- _Aim of the task_
Transcribe each entry below exactly. Pictures do not go in the copy.

Items from a figure collection:
============
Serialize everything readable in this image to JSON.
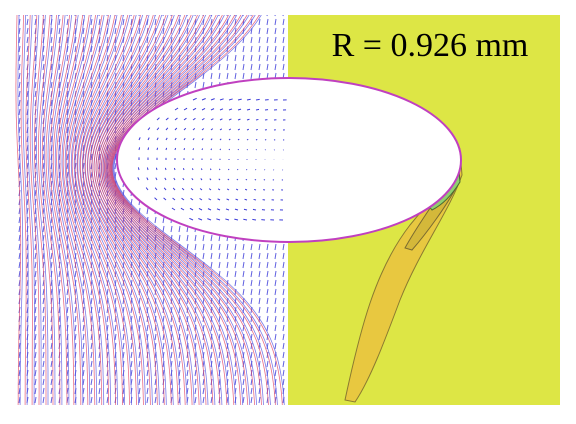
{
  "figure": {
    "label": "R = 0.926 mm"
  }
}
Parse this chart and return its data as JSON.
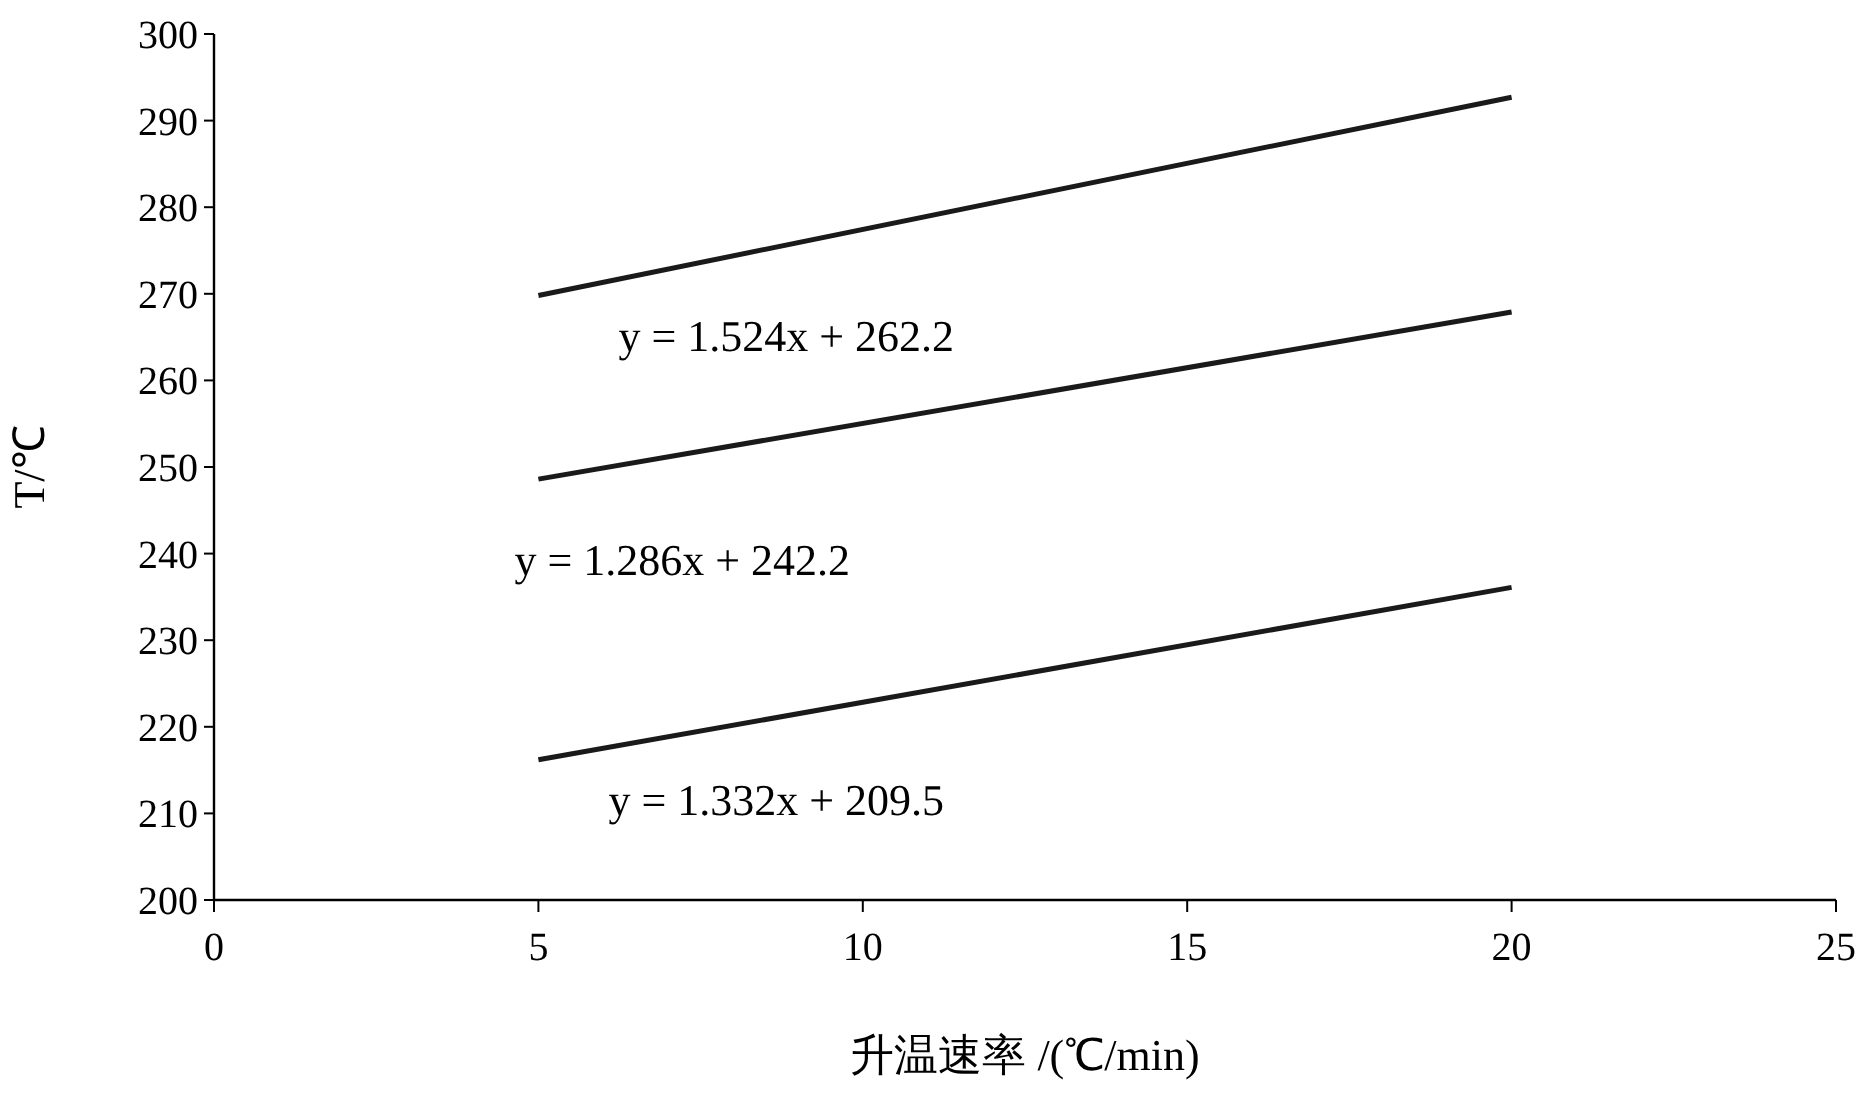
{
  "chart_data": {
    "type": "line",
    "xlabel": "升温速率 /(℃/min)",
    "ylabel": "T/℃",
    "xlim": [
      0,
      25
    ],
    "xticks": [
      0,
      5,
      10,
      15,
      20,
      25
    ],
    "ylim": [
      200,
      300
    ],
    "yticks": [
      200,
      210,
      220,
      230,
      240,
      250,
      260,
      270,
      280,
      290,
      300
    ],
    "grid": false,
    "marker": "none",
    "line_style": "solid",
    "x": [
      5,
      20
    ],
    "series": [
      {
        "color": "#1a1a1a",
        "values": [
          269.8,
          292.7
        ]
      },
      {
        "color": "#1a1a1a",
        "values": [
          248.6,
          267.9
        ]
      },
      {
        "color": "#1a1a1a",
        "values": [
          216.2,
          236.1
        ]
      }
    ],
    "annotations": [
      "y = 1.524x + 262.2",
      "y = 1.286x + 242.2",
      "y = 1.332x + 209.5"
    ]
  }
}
============
- _Full output_
Serialize everything readable in this image to JSON.
{
  "figure": {
    "label": "R = 0.926 mm"
  }
}
Parse this chart and return its data as JSON.
{
  "chart_data": {
    "type": "line",
    "xlabel": "升温速率 /(℃/min)",
    "ylabel": "T/℃",
    "xlim": [
      0,
      25
    ],
    "xticks": [
      0,
      5,
      10,
      15,
      20,
      25
    ],
    "ylim": [
      200,
      300
    ],
    "yticks": [
      200,
      210,
      220,
      230,
      240,
      250,
      260,
      270,
      280,
      290,
      300
    ],
    "grid": false,
    "marker": "none",
    "line_style": "solid",
    "x": [
      5,
      20
    ],
    "series": [
      {
        "color": "#1a1a1a",
        "values": [
          269.8,
          292.7
        ]
      },
      {
        "color": "#1a1a1a",
        "values": [
          248.6,
          267.9
        ]
      },
      {
        "color": "#1a1a1a",
        "values": [
          216.2,
          236.1
        ]
      }
    ],
    "annotations": [
      "y = 1.524x + 262.2",
      "y = 1.286x + 242.2",
      "y = 1.332x + 209.5"
    ]
  }
}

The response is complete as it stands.